Exercise instructions: Filter this data down to the lines that hold "shown", and copy them.

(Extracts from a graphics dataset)
-*-

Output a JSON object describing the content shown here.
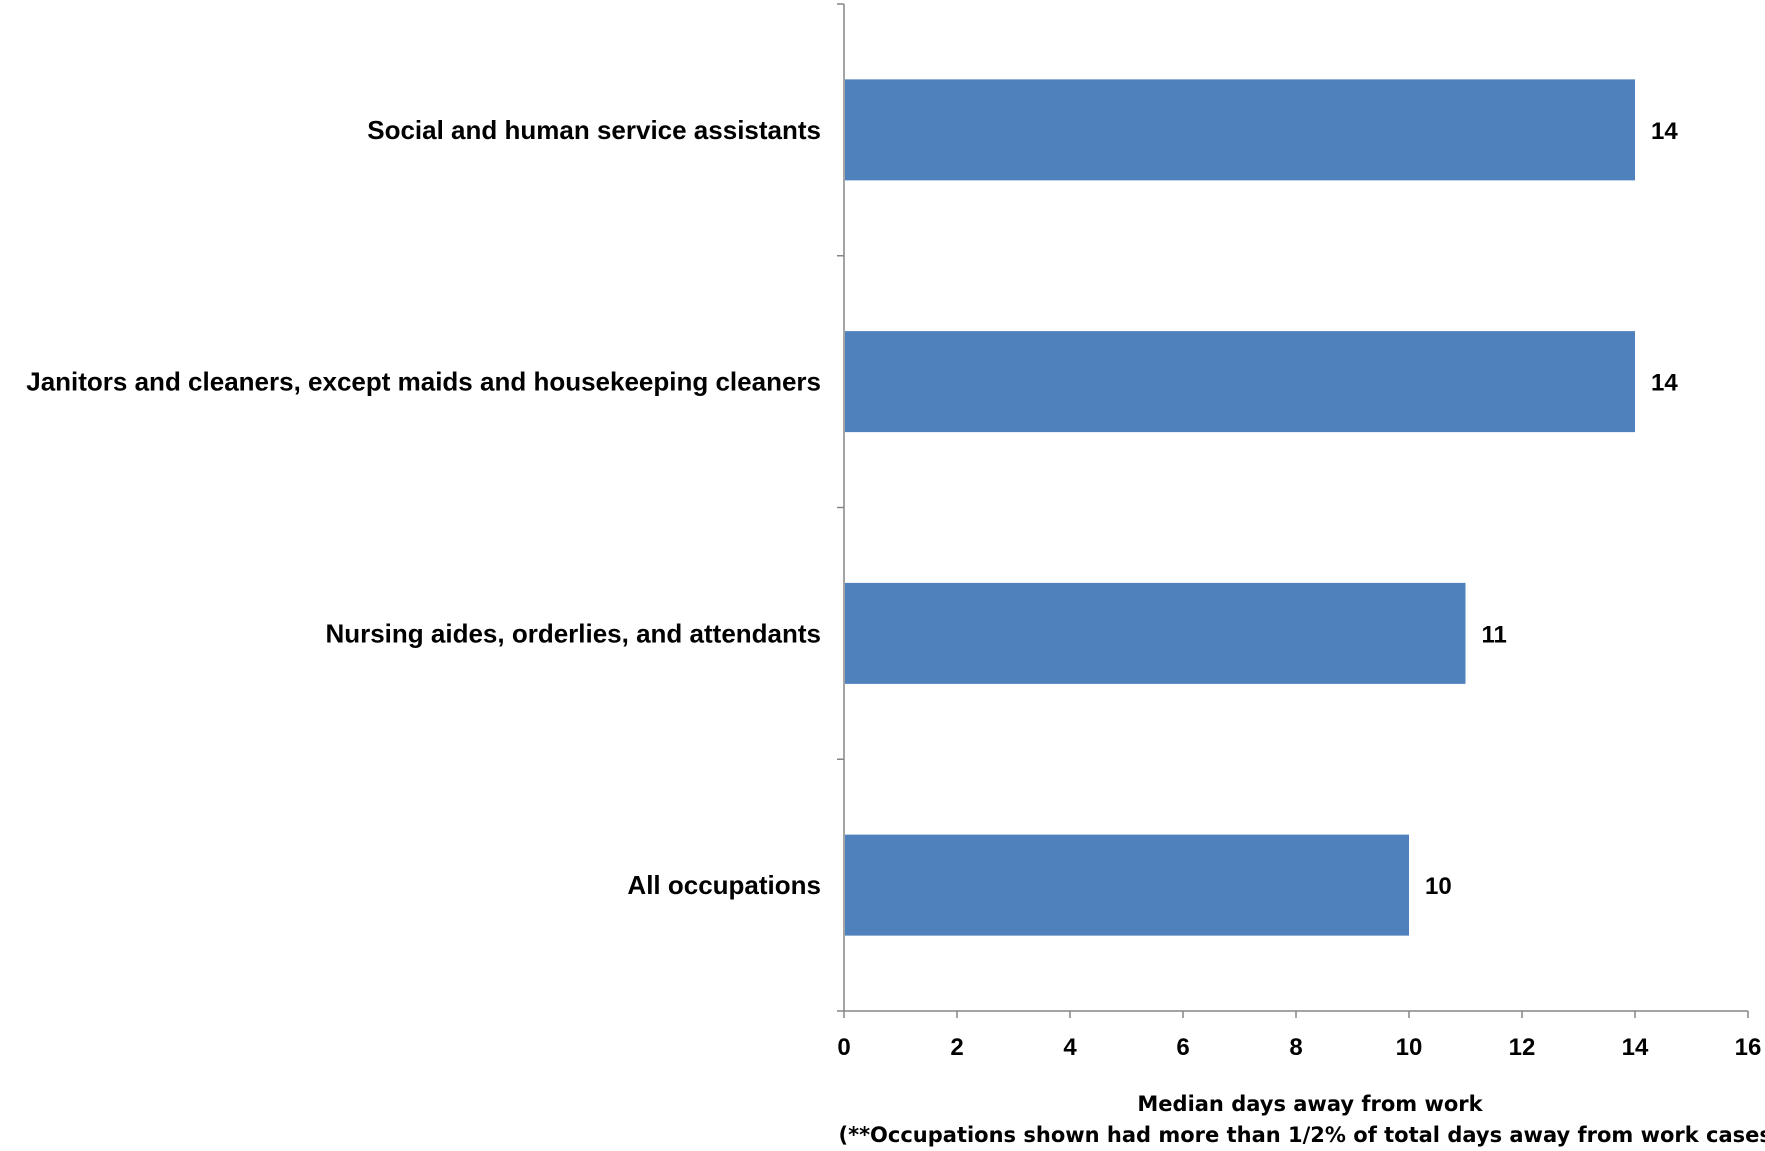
{
  "chart_data": {
    "type": "bar",
    "orientation": "horizontal",
    "categories": [
      "Social and human service assistants",
      "Janitors and cleaners, except maids and housekeeping cleaners",
      "Nursing aides, orderlies, and attendants",
      "All occupations"
    ],
    "values": [
      14,
      14,
      11,
      10
    ],
    "data_labels": [
      "14",
      "14",
      "11",
      "10"
    ],
    "xlim": [
      0,
      16
    ],
    "x_ticks": [
      0,
      2,
      4,
      6,
      8,
      10,
      12,
      14,
      16
    ],
    "xlabel": "Median days away from work",
    "xlabel_note": "(**Occupations shown had more than 1/2% of total days away from work cases)",
    "grid": false,
    "legend": "none",
    "bar_color": "#4F81BD"
  }
}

-*-

Result of this task:
Output a JSON object describing the content shown here.
    "xlabel_note": "(**Occupations shown had more than 1/2% of total days away from work cases)",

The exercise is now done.